**Data entries**

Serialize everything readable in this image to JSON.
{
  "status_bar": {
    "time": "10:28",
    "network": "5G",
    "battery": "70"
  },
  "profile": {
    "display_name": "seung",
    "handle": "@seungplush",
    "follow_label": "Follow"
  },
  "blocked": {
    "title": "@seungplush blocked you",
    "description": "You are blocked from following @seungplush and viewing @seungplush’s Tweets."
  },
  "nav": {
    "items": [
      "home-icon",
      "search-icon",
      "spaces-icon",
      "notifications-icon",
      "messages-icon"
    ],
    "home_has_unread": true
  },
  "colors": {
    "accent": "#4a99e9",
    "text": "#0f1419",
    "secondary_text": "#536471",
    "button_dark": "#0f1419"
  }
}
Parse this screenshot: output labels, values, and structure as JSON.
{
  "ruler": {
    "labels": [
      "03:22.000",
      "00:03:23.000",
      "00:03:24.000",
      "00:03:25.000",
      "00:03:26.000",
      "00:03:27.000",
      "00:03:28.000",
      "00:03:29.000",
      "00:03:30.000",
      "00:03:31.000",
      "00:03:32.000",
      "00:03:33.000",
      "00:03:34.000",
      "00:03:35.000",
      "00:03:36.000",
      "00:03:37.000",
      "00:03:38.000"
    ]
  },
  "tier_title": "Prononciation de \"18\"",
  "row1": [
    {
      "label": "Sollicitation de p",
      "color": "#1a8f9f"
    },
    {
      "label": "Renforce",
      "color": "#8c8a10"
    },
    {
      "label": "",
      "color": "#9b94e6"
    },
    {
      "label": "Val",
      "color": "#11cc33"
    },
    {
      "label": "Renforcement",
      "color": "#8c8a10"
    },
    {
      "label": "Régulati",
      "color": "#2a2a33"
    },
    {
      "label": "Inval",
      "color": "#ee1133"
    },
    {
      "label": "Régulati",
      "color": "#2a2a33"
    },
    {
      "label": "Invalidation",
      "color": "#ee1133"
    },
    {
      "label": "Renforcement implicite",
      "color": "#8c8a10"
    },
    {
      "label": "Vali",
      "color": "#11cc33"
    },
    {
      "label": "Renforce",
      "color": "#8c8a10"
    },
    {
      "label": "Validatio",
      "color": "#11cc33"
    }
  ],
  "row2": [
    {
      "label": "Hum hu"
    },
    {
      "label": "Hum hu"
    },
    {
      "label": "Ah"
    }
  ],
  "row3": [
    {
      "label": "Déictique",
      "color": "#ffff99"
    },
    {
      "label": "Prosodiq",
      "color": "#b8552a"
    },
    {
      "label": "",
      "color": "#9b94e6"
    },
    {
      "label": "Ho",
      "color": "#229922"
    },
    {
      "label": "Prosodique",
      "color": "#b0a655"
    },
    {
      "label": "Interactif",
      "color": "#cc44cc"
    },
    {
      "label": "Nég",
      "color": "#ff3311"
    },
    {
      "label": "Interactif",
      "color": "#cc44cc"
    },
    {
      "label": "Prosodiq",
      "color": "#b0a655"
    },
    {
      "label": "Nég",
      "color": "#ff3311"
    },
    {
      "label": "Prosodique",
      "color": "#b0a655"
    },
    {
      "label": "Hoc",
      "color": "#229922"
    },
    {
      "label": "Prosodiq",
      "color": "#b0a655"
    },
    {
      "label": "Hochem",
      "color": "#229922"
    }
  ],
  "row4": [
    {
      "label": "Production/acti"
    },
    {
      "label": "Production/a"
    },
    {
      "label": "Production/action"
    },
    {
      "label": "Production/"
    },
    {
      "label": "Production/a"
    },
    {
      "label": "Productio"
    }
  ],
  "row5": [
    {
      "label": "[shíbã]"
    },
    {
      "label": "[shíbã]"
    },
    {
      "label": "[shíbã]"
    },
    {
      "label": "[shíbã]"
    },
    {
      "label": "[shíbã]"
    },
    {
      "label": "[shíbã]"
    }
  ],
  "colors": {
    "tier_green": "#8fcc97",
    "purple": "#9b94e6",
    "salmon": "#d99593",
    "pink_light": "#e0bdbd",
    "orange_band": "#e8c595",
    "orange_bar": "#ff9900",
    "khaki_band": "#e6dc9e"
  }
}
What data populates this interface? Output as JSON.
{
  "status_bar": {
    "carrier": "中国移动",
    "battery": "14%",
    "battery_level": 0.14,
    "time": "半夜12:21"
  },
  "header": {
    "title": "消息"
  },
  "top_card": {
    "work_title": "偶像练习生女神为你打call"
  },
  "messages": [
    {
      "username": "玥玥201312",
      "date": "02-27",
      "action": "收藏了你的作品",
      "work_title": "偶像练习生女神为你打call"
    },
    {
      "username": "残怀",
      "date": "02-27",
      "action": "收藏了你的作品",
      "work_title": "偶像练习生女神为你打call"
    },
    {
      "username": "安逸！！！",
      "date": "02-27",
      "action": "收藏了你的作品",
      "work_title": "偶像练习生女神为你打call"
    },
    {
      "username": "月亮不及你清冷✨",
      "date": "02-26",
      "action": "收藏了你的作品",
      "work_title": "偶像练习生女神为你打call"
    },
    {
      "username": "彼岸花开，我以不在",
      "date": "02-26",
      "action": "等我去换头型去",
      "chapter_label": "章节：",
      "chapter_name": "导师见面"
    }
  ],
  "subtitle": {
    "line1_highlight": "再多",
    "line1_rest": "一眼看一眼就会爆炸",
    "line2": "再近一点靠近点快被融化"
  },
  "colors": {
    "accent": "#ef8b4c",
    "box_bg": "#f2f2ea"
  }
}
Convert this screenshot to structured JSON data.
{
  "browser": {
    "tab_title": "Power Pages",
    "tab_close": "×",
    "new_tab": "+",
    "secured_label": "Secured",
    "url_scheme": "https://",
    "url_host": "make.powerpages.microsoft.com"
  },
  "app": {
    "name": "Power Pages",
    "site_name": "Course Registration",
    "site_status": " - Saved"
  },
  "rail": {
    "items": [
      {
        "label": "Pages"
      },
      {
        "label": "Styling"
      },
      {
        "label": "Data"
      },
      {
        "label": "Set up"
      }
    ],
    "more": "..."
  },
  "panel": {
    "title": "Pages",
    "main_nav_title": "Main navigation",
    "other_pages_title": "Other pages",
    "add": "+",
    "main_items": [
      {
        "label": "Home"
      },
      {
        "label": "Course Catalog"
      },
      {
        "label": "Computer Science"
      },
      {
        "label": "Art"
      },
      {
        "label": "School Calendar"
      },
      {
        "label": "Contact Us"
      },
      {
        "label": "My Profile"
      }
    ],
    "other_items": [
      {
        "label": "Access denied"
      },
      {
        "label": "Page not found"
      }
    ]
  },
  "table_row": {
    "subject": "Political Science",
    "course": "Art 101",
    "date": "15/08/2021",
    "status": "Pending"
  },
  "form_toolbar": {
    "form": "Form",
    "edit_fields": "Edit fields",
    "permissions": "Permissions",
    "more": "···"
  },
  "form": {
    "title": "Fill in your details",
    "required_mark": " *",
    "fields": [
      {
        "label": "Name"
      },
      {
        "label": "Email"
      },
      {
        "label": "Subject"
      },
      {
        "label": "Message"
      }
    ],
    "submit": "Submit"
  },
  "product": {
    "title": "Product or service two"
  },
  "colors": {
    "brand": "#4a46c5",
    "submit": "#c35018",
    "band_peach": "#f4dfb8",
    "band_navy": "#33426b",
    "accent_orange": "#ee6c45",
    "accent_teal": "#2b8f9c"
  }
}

**WRITTEN PROBLEM**
Find the string "seungplush" in the listing and return every line that holds it.

**WRITTEN SOLUTION**
    "handle": "@seungplush",
    "title": "@seungplush blocked you",
    "description": "You are blocked from following @seungplush and viewing @seungplush’s Tweets."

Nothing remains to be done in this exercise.